#### What is required
Locate every line in the records below that contains the word "года", and copy each one.

Excerpt from a dataset
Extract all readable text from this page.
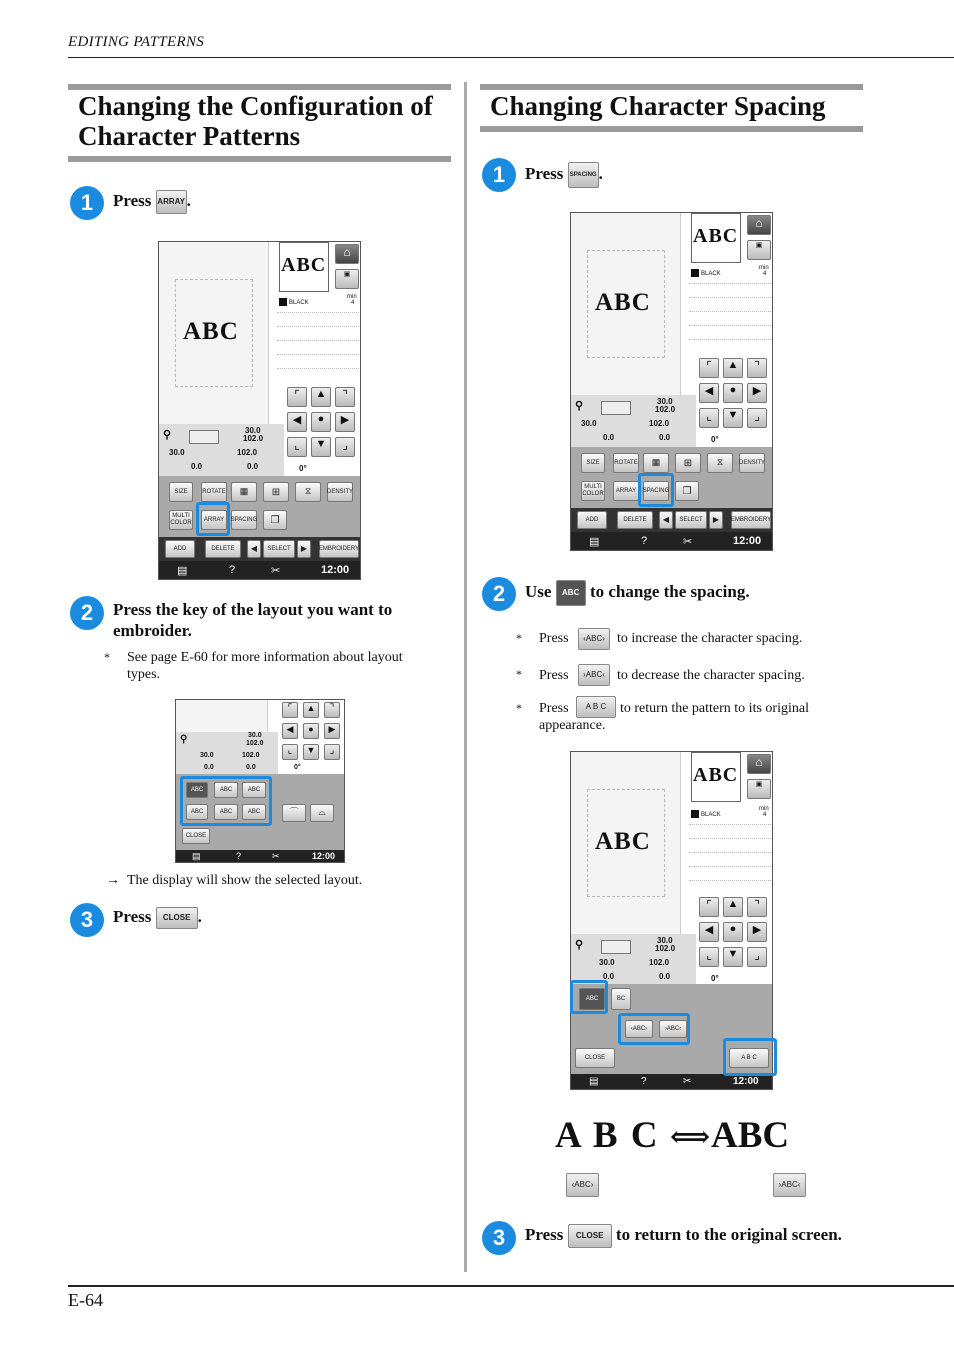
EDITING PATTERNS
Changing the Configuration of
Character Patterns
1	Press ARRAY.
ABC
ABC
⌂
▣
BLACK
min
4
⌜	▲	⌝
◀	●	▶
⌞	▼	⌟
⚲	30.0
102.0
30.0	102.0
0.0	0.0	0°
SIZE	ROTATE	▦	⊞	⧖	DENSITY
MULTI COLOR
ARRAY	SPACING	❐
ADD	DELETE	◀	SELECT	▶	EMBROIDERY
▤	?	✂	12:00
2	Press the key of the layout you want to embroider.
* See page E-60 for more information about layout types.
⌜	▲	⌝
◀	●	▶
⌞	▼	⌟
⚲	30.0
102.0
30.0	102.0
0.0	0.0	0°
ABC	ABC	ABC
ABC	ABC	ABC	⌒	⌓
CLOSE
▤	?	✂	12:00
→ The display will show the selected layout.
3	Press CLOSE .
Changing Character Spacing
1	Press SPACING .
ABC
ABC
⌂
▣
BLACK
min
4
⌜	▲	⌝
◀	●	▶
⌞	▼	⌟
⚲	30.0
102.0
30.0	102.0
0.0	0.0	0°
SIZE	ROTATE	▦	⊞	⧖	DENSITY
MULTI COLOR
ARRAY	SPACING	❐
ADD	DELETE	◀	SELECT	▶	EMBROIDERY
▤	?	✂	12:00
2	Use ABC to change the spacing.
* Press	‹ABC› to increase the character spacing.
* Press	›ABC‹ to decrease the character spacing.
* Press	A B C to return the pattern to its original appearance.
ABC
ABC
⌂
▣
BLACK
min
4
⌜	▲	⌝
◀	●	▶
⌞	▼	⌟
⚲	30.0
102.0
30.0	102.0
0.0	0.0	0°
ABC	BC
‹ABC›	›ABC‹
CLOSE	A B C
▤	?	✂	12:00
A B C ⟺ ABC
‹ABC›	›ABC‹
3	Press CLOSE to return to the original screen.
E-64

---

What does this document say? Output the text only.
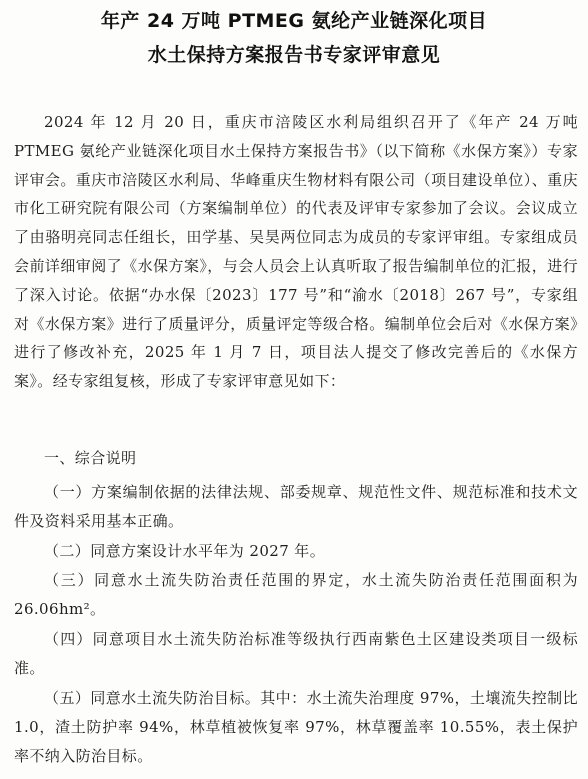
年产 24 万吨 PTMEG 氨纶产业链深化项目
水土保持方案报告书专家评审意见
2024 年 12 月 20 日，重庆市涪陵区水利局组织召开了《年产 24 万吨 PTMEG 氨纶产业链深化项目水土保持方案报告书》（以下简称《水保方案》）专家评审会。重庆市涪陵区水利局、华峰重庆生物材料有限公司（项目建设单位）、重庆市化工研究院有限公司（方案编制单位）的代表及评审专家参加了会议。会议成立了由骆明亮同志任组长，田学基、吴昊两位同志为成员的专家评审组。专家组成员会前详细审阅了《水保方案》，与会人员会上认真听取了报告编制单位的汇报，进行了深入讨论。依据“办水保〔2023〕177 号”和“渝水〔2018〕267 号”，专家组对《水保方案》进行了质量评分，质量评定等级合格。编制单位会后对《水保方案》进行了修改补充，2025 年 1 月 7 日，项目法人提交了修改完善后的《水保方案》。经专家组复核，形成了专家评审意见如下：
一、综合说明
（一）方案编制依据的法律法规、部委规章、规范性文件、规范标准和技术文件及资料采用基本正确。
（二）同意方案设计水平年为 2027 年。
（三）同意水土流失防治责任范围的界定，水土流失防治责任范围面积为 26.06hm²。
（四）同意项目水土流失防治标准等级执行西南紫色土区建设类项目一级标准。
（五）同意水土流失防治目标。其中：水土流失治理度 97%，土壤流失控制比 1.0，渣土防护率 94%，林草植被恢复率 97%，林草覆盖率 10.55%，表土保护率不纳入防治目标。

--

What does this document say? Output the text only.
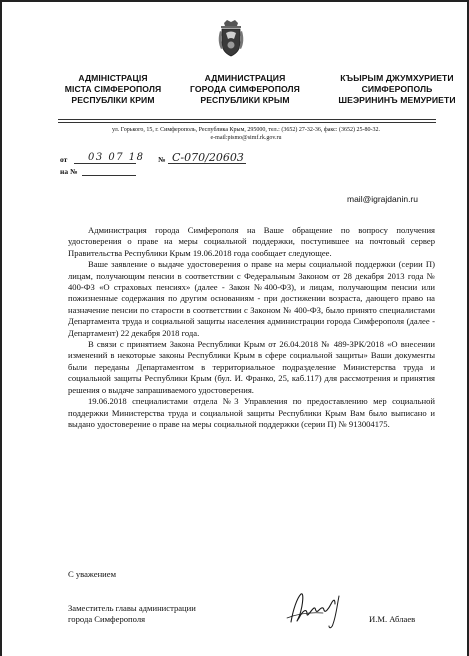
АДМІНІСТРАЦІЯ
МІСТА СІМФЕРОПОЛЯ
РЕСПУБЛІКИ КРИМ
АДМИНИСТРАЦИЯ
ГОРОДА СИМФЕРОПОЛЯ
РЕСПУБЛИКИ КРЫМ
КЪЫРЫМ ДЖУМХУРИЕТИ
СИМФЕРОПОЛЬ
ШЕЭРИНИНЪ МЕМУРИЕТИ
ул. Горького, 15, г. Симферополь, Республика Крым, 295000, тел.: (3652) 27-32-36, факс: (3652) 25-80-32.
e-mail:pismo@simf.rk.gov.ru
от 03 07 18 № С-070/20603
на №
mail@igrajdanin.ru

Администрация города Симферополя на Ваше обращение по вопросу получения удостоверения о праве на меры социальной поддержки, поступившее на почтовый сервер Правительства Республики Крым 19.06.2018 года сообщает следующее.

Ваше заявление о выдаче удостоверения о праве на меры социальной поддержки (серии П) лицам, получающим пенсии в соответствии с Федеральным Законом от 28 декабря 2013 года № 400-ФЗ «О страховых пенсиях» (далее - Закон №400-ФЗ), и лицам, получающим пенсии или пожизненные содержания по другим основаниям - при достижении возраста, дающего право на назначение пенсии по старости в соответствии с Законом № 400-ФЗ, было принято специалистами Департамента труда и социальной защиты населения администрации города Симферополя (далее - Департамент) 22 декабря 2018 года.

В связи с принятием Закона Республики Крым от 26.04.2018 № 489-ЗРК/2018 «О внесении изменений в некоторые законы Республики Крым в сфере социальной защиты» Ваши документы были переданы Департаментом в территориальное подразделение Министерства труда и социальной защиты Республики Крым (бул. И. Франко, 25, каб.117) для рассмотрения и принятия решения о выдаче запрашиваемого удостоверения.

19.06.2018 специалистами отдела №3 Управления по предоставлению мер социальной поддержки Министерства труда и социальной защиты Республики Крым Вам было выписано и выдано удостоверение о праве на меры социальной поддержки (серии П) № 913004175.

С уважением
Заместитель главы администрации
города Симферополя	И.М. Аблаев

#### Reply
Администрация города Симферополя на Ваше обращение по вопросу получения удостоверения о праве на меры социальной поддержки, поступившее на почтовый сервер Правительства Республики Крым 19.06.2018 года сообщает следующее.
Ваше заявление о выдаче удостоверения о праве на меры социальной поддержки (серии П) лицам, получающим пенсии в соответствии с Федеральным Законом от 28 декабря 2013 года № 400-ФЗ «О страховых пенсиях» (далее - Закон №400-ФЗ), и лицам, получающим пенсии или пожизненные содержания по другим основаниям - при достижении возраста, дающего право на назначение пенсии по старости в соответствии с Законом № 400-ФЗ, было принято специалистами Департамента труда и социальной защиты населения администрации города Симферополя (далее - Департамент) 22 декабря 2018 года.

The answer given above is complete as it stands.